* START SUPPLIED ENTRIES *

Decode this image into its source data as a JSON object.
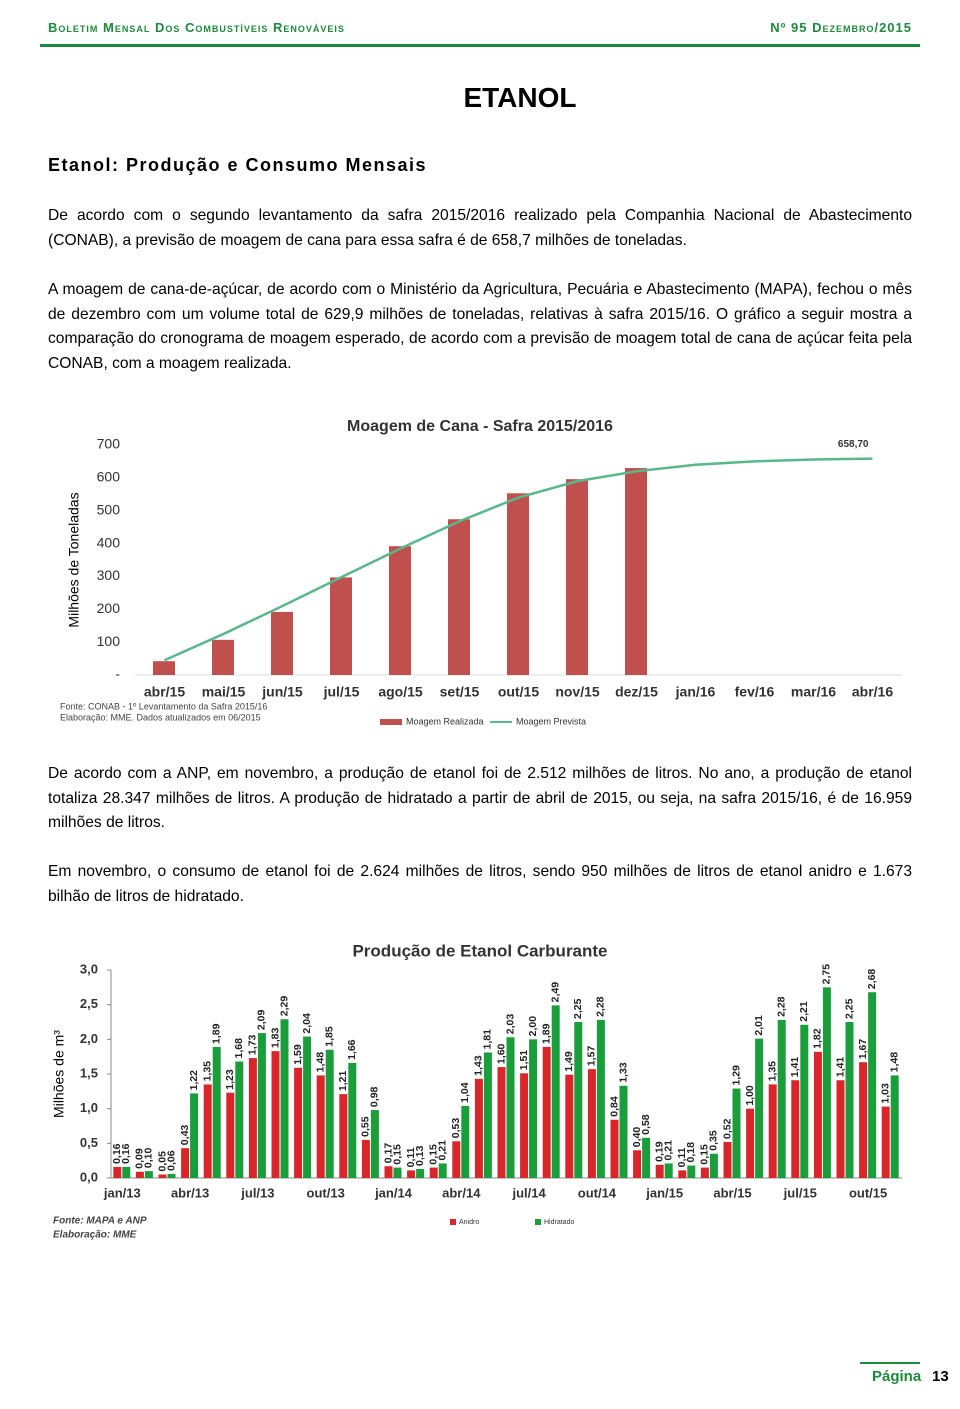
{
  "header": {
    "title": "Boletim Mensal Dos Combustíveis Renováveis",
    "issue": "Nº 95 Dezembro/2015"
  },
  "section_title": "ETANOL",
  "subtitle": "Etanol: Produção e Consumo Mensais",
  "paragraphs": [
    "De acordo com o segundo levantamento da safra 2015/2016 realizado pela Companhia Nacional de Abastecimento (CONAB), a previsão de moagem de cana para essa safra é de 658,7 milhões de toneladas.",
    "A moagem de cana-de-açúcar, de acordo com o Ministério da Agricultura, Pecuária e Abastecimento (MAPA), fechou o mês de dezembro com um volume total de 629,9 milhões de toneladas, relativas à safra 2015/16. O gráfico a seguir mostra a comparação do cronograma de moagem esperado, de acordo com a previsão de moagem total de cana de açúcar feita pela CONAB, com a moagem realizada.",
    "De acordo com a ANP, em novembro, a produção de etanol foi de 2.512 milhões de litros. No ano, a produção de etanol totaliza 28.347 milhões de litros. A produção de hidratado a partir de abril de 2015, ou seja, na safra 2015/16, é de 16.959 milhões de litros.",
    "Em novembro, o consumo de etanol foi de 2.624 milhões de litros, sendo 950 milhões de litros de etanol anidro e 1.673 bilhão de litros de hidratado."
  ],
  "chart_data": [
    {
      "type": "bar",
      "title": "Moagem de Cana - Safra 2015/2016",
      "y_label": "Milhões de Toneladas",
      "categories": [
        "abr/15",
        "mai/15",
        "jun/15",
        "jul/15",
        "ago/15",
        "set/15",
        "out/15",
        "nov/15",
        "dez/15",
        "jan/16",
        "fev/16",
        "mar/16",
        "abr/16"
      ],
      "series": [
        {
          "name": "Moagem Realizada",
          "type": "bar",
          "color": "#c0504d",
          "values": [
            42,
            107,
            192,
            297,
            392,
            474,
            553,
            596,
            629.9,
            null,
            null,
            null,
            null
          ]
        },
        {
          "name": "Moagem Prevista",
          "type": "line",
          "color": "#58b88a",
          "values": [
            45,
            125,
            210,
            298,
            385,
            468,
            540,
            590,
            620,
            640,
            650,
            656,
            658.7
          ],
          "value_labels": [
            null,
            null,
            null,
            null,
            null,
            null,
            null,
            null,
            null,
            null,
            null,
            null,
            "658,70"
          ]
        }
      ],
      "ylim": [
        0,
        700
      ],
      "yticks": [
        {
          "value": 0,
          "label": "-"
        },
        100,
        200,
        300,
        400,
        500,
        600,
        700
      ],
      "grid": false,
      "source": [
        "Fonte: CONAB - 1º Levantamento da Safra 2015/16",
        "Elaboração: MME. Dados atualizados em 06/2015"
      ]
    },
    {
      "type": "bar",
      "title": "Produção de Etanol Carburante",
      "y_label": "Milhões de m³",
      "categories": [
        "jan/13",
        null,
        null,
        "abr/13",
        null,
        null,
        "jul/13",
        null,
        null,
        "out/13",
        null,
        null,
        "jan/14",
        null,
        null,
        "abr/14",
        null,
        null,
        "jul/14",
        null,
        null,
        "out/14",
        null,
        null,
        "jan/15",
        null,
        null,
        "abr/15",
        null,
        null,
        "jul/15",
        null,
        null,
        "out/15",
        null
      ],
      "series": [
        {
          "name": "Anidro",
          "type": "bar",
          "color": "#d9262a",
          "values": [
            0.16,
            0.09,
            0.05,
            0.43,
            1.35,
            1.23,
            1.73,
            1.83,
            1.59,
            1.48,
            1.21,
            0.55,
            0.17,
            0.11,
            0.15,
            0.53,
            1.43,
            1.6,
            1.51,
            1.89,
            1.49,
            1.57,
            0.84,
            0.4,
            0.19,
            0.11,
            0.15,
            0.52,
            1.0,
            1.35,
            1.41,
            1.82,
            1.41,
            1.67,
            1.03
          ],
          "value_labels": [
            "0,16",
            "0,09",
            "0,05",
            "0,43",
            "1,35",
            "1,23",
            "1,73",
            "1,83",
            "1,59",
            "1,48",
            "1,21",
            "0,55",
            "0,17",
            "0,11",
            "0,15",
            "0,53",
            "1,43",
            "1,60",
            "1,51",
            "1,89",
            "1,49",
            "1,57",
            "0,84",
            "0,40",
            "0,19",
            "0,11",
            "0,15",
            "0,52",
            "1,00",
            "1,35",
            "1,41",
            "1,82",
            "1,41",
            "1,67",
            "1,03"
          ]
        },
        {
          "name": "Hidratado",
          "type": "bar",
          "color": "#1a9e3c",
          "values": [
            0.16,
            0.1,
            0.06,
            1.22,
            1.89,
            1.68,
            2.09,
            2.29,
            2.04,
            1.85,
            1.66,
            0.98,
            0.15,
            0.13,
            0.21,
            1.04,
            1.81,
            2.03,
            2.0,
            2.49,
            2.25,
            2.28,
            1.33,
            0.58,
            0.21,
            0.18,
            0.35,
            1.29,
            2.01,
            2.28,
            2.21,
            2.75,
            2.25,
            2.68,
            1.48
          ],
          "value_labels": [
            "0,16",
            "0,10",
            "0,06",
            "1,22",
            "1,89",
            "1,68",
            "2,09",
            "2,29",
            "2,04",
            "1,85",
            "1,66",
            "0,98",
            "0,15",
            "0,13",
            "0,21",
            "1,04",
            "1,81",
            "2,03",
            "2,00",
            "2,49",
            "2,25",
            "2,28",
            "1,33",
            "0,58",
            "0,21",
            "0,18",
            "0,35",
            "1,29",
            "2,01",
            "2,28",
            "2,21",
            "2,75",
            "2,25",
            "2,68",
            "1,48"
          ]
        }
      ],
      "ylim": [
        0,
        3
      ],
      "yticks": [
        {
          "value": 0,
          "label": "0,0"
        },
        {
          "value": 0.5,
          "label": "0,5"
        },
        {
          "value": 1,
          "label": "1,0"
        },
        {
          "value": 1.5,
          "label": "1,5"
        },
        {
          "value": 2,
          "label": "2,0"
        },
        {
          "value": 2.5,
          "label": "2,5"
        },
        {
          "value": 3,
          "label": "3,0"
        }
      ],
      "grid": false,
      "source": [
        "Fonte: MAPA e ANP",
        "Elaboração: MME"
      ]
    }
  ],
  "footer": {
    "label": "Página",
    "number": 13
  }
}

* END SUPPLIED ENTRIES *

SHORT EXERCISE: Exactly reproduce each record, leaving out any pictures.

THE RESPONSE:
Decode this image into its source data as a JSON object.
{
  "header": {
    "title": "Boletim Mensal Dos Combustíveis Renováveis",
    "issue": "Nº 95 Dezembro/2015"
  },
  "section_title": "ETANOL",
  "subtitle": "Etanol: Produção e Consumo Mensais",
  "paragraphs": [
    "De acordo com o segundo levantamento da safra 2015/2016 realizado pela Companhia Nacional de Abastecimento (CONAB), a previsão de moagem de cana para essa safra é de 658,7 milhões de toneladas.",
    "A moagem de cana-de-açúcar, de acordo com o Ministério da Agricultura, Pecuária e Abastecimento (MAPA), fechou o mês de dezembro com um volume total de 629,9 milhões de toneladas, relativas à safra 2015/16. O gráfico a seguir mostra a comparação do cronograma de moagem esperado, de acordo com a previsão de moagem total de cana de açúcar feita pela CONAB, com a moagem realizada.",
    "De acordo com a ANP, em novembro, a produção de etanol foi de 2.512 milhões de litros. No ano, a produção de etanol totaliza 28.347 milhões de litros. A produção de hidratado a partir de abril de 2015, ou seja, na safra 2015/16, é de 16.959 milhões de litros.",
    "Em novembro, o consumo de etanol foi de 2.624 milhões de litros, sendo 950 milhões de litros de etanol anidro e 1.673 bilhão de litros de hidratado."
  ],
  "chart_data": [
    {
      "type": "bar",
      "title": "Moagem de Cana - Safra 2015/2016",
      "y_label": "Milhões de Toneladas",
      "categories": [
        "abr/15",
        "mai/15",
        "jun/15",
        "jul/15",
        "ago/15",
        "set/15",
        "out/15",
        "nov/15",
        "dez/15",
        "jan/16",
        "fev/16",
        "mar/16",
        "abr/16"
      ],
      "series": [
        {
          "name": "Moagem Realizada",
          "type": "bar",
          "color": "#c0504d",
          "values": [
            42,
            107,
            192,
            297,
            392,
            474,
            553,
            596,
            629.9,
            null,
            null,
            null,
            null
          ]
        },
        {
          "name": "Moagem Prevista",
          "type": "line",
          "color": "#58b88a",
          "values": [
            45,
            125,
            210,
            298,
            385,
            468,
            540,
            590,
            620,
            640,
            650,
            656,
            658.7
          ],
          "value_labels": [
            null,
            null,
            null,
            null,
            null,
            null,
            null,
            null,
            null,
            null,
            null,
            null,
            "658,70"
          ]
        }
      ],
      "ylim": [
        0,
        700
      ],
      "yticks": [
        {
          "value": 0,
          "label": "-"
        },
        100,
        200,
        300,
        400,
        500,
        600,
        700
      ],
      "grid": false,
      "source": [
        "Fonte: CONAB - 1º Levantamento da Safra 2015/16",
        "Elaboração: MME. Dados atualizados em 06/2015"
      ]
    },
    {
      "type": "bar",
      "title": "Produção de Etanol Carburante",
      "y_label": "Milhões de m³",
      "categories": [
        "jan/13",
        null,
        null,
        "abr/13",
        null,
        null,
        "jul/13",
        null,
        null,
        "out/13",
        null,
        null,
        "jan/14",
        null,
        null,
        "abr/14",
        null,
        null,
        "jul/14",
        null,
        null,
        "out/14",
        null,
        null,
        "jan/15",
        null,
        null,
        "abr/15",
        null,
        null,
        "jul/15",
        null,
        null,
        "out/15",
        null
      ],
      "series": [
        {
          "name": "Anidro",
          "type": "bar",
          "color": "#d9262a",
          "values": [
            0.16,
            0.09,
            0.05,
            0.43,
            1.35,
            1.23,
            1.73,
            1.83,
            1.59,
            1.48,
            1.21,
            0.55,
            0.17,
            0.11,
            0.15,
            0.53,
            1.43,
            1.6,
            1.51,
            1.89,
            1.49,
            1.57,
            0.84,
            0.4,
            0.19,
            0.11,
            0.15,
            0.52,
            1.0,
            1.35,
            1.41,
            1.82,
            1.41,
            1.67,
            1.03
          ],
          "value_labels": [
            "0,16",
            "0,09",
            "0,05",
            "0,43",
            "1,35",
            "1,23",
            "1,73",
            "1,83",
            "1,59",
            "1,48",
            "1,21",
            "0,55",
            "0,17",
            "0,11",
            "0,15",
            "0,53",
            "1,43",
            "1,60",
            "1,51",
            "1,89",
            "1,49",
            "1,57",
            "0,84",
            "0,40",
            "0,19",
            "0,11",
            "0,15",
            "0,52",
            "1,00",
            "1,35",
            "1,41",
            "1,82",
            "1,41",
            "1,67",
            "1,03"
          ]
        },
        {
          "name": "Hidratado",
          "type": "bar",
          "color": "#1a9e3c",
          "values": [
            0.16,
            0.1,
            0.06,
            1.22,
            1.89,
            1.68,
            2.09,
            2.29,
            2.04,
            1.85,
            1.66,
            0.98,
            0.15,
            0.13,
            0.21,
            1.04,
            1.81,
            2.03,
            2.0,
            2.49,
            2.25,
            2.28,
            1.33,
            0.58,
            0.21,
            0.18,
            0.35,
            1.29,
            2.01,
            2.28,
            2.21,
            2.75,
            2.25,
            2.68,
            1.48
          ],
          "value_labels": [
            "0,16",
            "0,10",
            "0,06",
            "1,22",
            "1,89",
            "1,68",
            "2,09",
            "2,29",
            "2,04",
            "1,85",
            "1,66",
            "0,98",
            "0,15",
            "0,13",
            "0,21",
            "1,04",
            "1,81",
            "2,03",
            "2,00",
            "2,49",
            "2,25",
            "2,28",
            "1,33",
            "0,58",
            "0,21",
            "0,18",
            "0,35",
            "1,29",
            "2,01",
            "2,28",
            "2,21",
            "2,75",
            "2,25",
            "2,68",
            "1,48"
          ]
        }
      ],
      "ylim": [
        0,
        3
      ],
      "yticks": [
        {
          "value": 0,
          "label": "0,0"
        },
        {
          "value": 0.5,
          "label": "0,5"
        },
        {
          "value": 1,
          "label": "1,0"
        },
        {
          "value": 1.5,
          "label": "1,5"
        },
        {
          "value": 2,
          "label": "2,0"
        },
        {
          "value": 2.5,
          "label": "2,5"
        },
        {
          "value": 3,
          "label": "3,0"
        }
      ],
      "grid": false,
      "source": [
        "Fonte: MAPA e ANP",
        "Elaboração: MME"
      ]
    }
  ],
  "footer": {
    "label": "Página",
    "number": 13
  }
}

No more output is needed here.